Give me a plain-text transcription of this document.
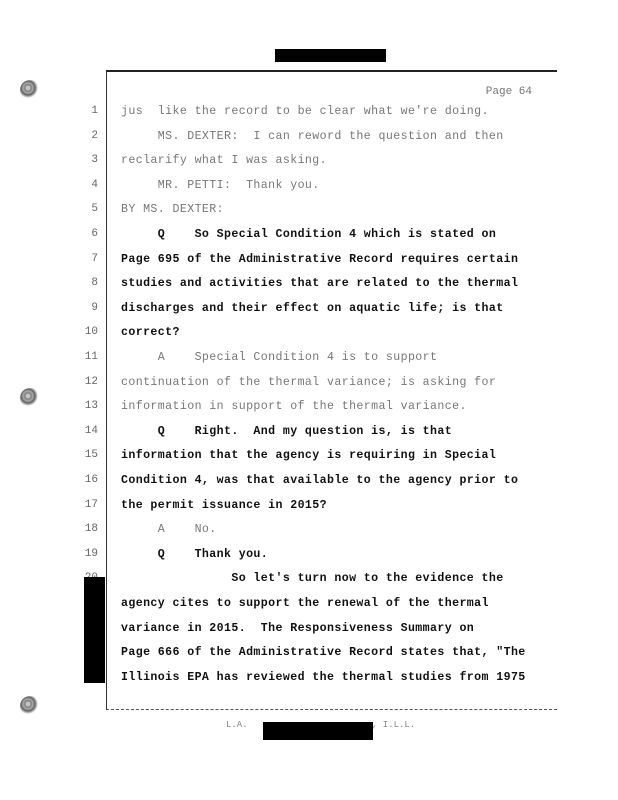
Page 64
1 jus  like the record to be clear what we're doing.
2 MS. DEXTER:  I can reword the question and then
3 reclarify what I was asking.
4 MR. PETTI:  Thank you.
5 BY MS. DEXTER:
6 Q    So Special Condition 4 which is stated on
7 Page 695 of the Administrative Record requires certain
8 studies and activities that are related to the thermal
9 discharges and their effect on aquatic life; is that
10 correct?
11 A    Special Condition 4 is to support
12 continuation of the thermal variance; is asking for
13 information in support of the thermal variance.
14 Q    Right.  And my question is, is that
15 information that the agency is requiring in Special
16 Condition 4, was that available to the agency prior to
17 the permit issuance in 2015?
18 A    No.
19 Q    Thank you.
So let's turn now to the evidence the
agency cites to support the renewal of the thermal
variance in 2015.  The Responsiveness Summary on
Page 666 of the Administrative Record states that, "The
Illinois EPA has reviewed the thermal studies from 1975
L.A.	, I.L.L.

-- -- --

**Exercise instructions**
Make an exact copy of the listing above. Do not include the pictures.

**Worked solution**
Give me a plain-text transcription of this document.
Page 64
1 jus  like the record to be clear what we're doing.
2 MS. DEXTER:  I can reword the question and then
3 reclarify what I was asking.
4 MR. PETTI:  Thank you.
5 BY MS. DEXTER:
6 Q    So Special Condition 4 which is stated on
7 Page 695 of the Administrative Record requires certain
8 studies and activities that are related to the thermal
9 discharges and their effect on aquatic life; is that
10 correct?
11 A    Special Condition 4 is to support
12 continuation of the thermal variance; is asking for
13 information in support of the thermal variance.
14 Q    Right.  And my question is, is that
15 information that the agency is requiring in Special
16 Condition 4, was that available to the agency prior to
17 the permit issuance in 2015?
18 A    No.
19 Q    Thank you.
So let's turn now to the evidence the
agency cites to support the renewal of the thermal
variance in 2015.  The Responsiveness Summary on
Page 666 of the Administrative Record states that, "The
Illinois EPA has reviewed the thermal studies from 1975
L.A.	, I.L.L.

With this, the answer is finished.